• _WHAT YOU WILL DO_: Looking through the listing, how many of its lines hold the word "name"? Answer with only the number.

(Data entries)
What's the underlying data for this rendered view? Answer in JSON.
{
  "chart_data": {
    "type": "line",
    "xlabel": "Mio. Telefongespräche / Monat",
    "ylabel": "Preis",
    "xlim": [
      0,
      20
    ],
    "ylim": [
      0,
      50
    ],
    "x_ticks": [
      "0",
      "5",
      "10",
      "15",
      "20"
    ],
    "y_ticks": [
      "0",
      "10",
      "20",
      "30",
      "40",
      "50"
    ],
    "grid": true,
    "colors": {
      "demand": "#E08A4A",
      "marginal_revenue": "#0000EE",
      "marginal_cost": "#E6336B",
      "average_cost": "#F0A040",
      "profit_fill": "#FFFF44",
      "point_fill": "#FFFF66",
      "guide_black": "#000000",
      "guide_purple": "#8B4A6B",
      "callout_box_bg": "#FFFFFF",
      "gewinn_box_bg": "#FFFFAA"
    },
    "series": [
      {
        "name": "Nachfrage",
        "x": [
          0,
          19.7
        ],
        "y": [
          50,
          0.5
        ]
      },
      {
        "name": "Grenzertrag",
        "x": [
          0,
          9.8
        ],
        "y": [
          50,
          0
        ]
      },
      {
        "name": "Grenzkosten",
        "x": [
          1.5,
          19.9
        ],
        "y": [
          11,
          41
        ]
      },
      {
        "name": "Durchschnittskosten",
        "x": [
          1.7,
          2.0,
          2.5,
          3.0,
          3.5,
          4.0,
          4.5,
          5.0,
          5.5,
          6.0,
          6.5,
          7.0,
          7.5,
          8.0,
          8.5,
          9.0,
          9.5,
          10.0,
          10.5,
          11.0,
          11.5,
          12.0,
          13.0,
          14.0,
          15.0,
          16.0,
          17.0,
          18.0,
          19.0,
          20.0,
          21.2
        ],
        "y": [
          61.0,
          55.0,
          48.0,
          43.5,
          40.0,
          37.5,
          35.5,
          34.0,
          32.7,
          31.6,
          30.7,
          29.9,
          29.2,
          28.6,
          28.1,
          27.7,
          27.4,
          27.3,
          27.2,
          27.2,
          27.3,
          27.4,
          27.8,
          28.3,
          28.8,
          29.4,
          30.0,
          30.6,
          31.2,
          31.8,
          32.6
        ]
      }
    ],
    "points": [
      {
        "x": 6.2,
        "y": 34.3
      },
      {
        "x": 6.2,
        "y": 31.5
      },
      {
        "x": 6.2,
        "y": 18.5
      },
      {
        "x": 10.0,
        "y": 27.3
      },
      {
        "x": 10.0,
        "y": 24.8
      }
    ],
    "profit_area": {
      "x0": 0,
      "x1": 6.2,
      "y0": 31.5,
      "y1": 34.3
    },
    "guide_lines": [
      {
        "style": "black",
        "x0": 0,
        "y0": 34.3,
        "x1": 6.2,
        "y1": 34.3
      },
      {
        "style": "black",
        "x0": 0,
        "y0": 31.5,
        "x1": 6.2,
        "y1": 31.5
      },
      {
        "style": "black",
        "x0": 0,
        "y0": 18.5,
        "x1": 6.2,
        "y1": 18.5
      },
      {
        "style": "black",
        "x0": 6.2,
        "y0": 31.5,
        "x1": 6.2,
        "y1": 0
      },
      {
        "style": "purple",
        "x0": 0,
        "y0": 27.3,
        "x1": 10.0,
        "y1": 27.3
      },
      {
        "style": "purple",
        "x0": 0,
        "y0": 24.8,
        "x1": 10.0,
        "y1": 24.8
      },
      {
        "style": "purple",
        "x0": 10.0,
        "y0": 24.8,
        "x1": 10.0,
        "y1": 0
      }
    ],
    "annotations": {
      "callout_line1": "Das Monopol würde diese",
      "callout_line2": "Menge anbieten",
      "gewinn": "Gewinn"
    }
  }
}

• _TASK SOLUTION_: 4